Task details: Quote the entries word for word. Omit the pictures.

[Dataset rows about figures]

---

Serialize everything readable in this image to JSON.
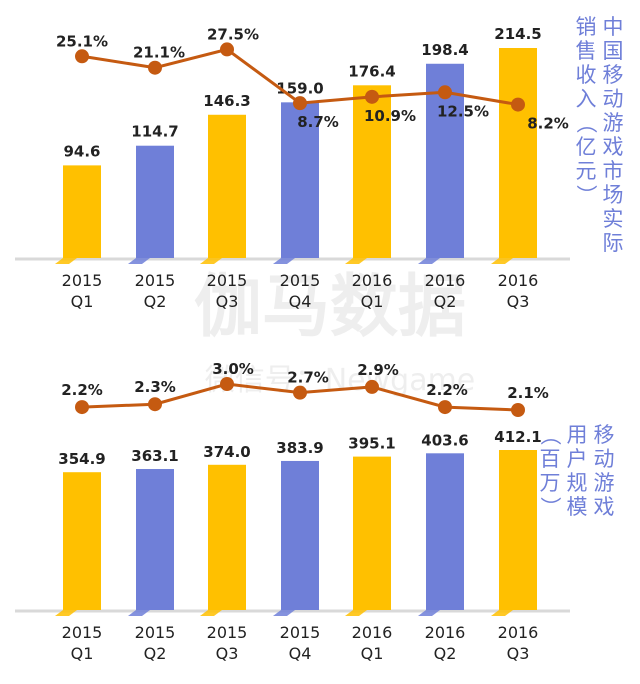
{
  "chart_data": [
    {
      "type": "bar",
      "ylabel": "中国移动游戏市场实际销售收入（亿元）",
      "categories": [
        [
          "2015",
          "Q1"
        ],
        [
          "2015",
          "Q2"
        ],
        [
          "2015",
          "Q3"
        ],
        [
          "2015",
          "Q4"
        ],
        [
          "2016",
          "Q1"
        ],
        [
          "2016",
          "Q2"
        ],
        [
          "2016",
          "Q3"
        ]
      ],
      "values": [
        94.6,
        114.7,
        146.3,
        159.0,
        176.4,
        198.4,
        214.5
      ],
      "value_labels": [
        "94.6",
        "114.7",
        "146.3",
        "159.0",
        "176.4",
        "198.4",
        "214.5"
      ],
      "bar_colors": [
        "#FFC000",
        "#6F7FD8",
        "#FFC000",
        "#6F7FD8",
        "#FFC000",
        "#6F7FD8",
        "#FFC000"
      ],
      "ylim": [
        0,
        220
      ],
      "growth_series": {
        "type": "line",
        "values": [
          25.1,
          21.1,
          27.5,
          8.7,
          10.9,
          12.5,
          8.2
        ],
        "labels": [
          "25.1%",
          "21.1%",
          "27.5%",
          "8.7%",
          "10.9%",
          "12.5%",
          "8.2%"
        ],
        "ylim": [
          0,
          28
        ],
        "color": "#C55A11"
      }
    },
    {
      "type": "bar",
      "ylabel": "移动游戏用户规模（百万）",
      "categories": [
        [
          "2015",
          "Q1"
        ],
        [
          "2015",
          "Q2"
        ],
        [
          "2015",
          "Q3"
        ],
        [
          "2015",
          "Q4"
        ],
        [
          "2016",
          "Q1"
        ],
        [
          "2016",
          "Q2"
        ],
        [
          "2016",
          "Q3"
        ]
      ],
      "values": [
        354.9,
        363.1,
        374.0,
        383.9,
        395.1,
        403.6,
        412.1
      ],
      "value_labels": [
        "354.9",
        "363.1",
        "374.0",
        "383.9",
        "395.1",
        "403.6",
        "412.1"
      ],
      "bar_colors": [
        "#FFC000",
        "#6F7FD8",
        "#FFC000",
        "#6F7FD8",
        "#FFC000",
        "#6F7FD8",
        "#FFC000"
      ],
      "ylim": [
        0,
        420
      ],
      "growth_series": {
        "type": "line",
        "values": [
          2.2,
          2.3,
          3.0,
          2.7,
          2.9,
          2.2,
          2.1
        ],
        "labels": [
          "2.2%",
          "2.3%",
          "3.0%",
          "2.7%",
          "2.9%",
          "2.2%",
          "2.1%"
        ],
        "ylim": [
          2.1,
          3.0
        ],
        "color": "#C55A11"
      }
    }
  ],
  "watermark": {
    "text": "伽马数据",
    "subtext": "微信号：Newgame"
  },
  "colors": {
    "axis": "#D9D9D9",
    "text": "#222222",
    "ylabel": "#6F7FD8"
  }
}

---

Solution:
Serialize everything readable in this image to JSON.
{
  "chart_data": [
    {
      "type": "bar",
      "ylabel": "中国移动游戏市场实际销售收入（亿元）",
      "categories": [
        [
          "2015",
          "Q1"
        ],
        [
          "2015",
          "Q2"
        ],
        [
          "2015",
          "Q3"
        ],
        [
          "2015",
          "Q4"
        ],
        [
          "2016",
          "Q1"
        ],
        [
          "2016",
          "Q2"
        ],
        [
          "2016",
          "Q3"
        ]
      ],
      "values": [
        94.6,
        114.7,
        146.3,
        159.0,
        176.4,
        198.4,
        214.5
      ],
      "value_labels": [
        "94.6",
        "114.7",
        "146.3",
        "159.0",
        "176.4",
        "198.4",
        "214.5"
      ],
      "bar_colors": [
        "#FFC000",
        "#6F7FD8",
        "#FFC000",
        "#6F7FD8",
        "#FFC000",
        "#6F7FD8",
        "#FFC000"
      ],
      "ylim": [
        0,
        220
      ],
      "growth_series": {
        "type": "line",
        "values": [
          25.1,
          21.1,
          27.5,
          8.7,
          10.9,
          12.5,
          8.2
        ],
        "labels": [
          "25.1%",
          "21.1%",
          "27.5%",
          "8.7%",
          "10.9%",
          "12.5%",
          "8.2%"
        ],
        "ylim": [
          0,
          28
        ],
        "color": "#C55A11"
      }
    },
    {
      "type": "bar",
      "ylabel": "移动游戏用户规模（百万）",
      "categories": [
        [
          "2015",
          "Q1"
        ],
        [
          "2015",
          "Q2"
        ],
        [
          "2015",
          "Q3"
        ],
        [
          "2015",
          "Q4"
        ],
        [
          "2016",
          "Q1"
        ],
        [
          "2016",
          "Q2"
        ],
        [
          "2016",
          "Q3"
        ]
      ],
      "values": [
        354.9,
        363.1,
        374.0,
        383.9,
        395.1,
        403.6,
        412.1
      ],
      "value_labels": [
        "354.9",
        "363.1",
        "374.0",
        "383.9",
        "395.1",
        "403.6",
        "412.1"
      ],
      "bar_colors": [
        "#FFC000",
        "#6F7FD8",
        "#FFC000",
        "#6F7FD8",
        "#FFC000",
        "#6F7FD8",
        "#FFC000"
      ],
      "ylim": [
        0,
        420
      ],
      "growth_series": {
        "type": "line",
        "values": [
          2.2,
          2.3,
          3.0,
          2.7,
          2.9,
          2.2,
          2.1
        ],
        "labels": [
          "2.2%",
          "2.3%",
          "3.0%",
          "2.7%",
          "2.9%",
          "2.2%",
          "2.1%"
        ],
        "ylim": [
          2.1,
          3.0
        ],
        "color": "#C55A11"
      }
    }
  ],
  "watermark": {
    "text": "伽马数据",
    "subtext": "微信号：Newgame"
  },
  "colors": {
    "axis": "#D9D9D9",
    "text": "#222222",
    "ylabel": "#6F7FD8"
  }
}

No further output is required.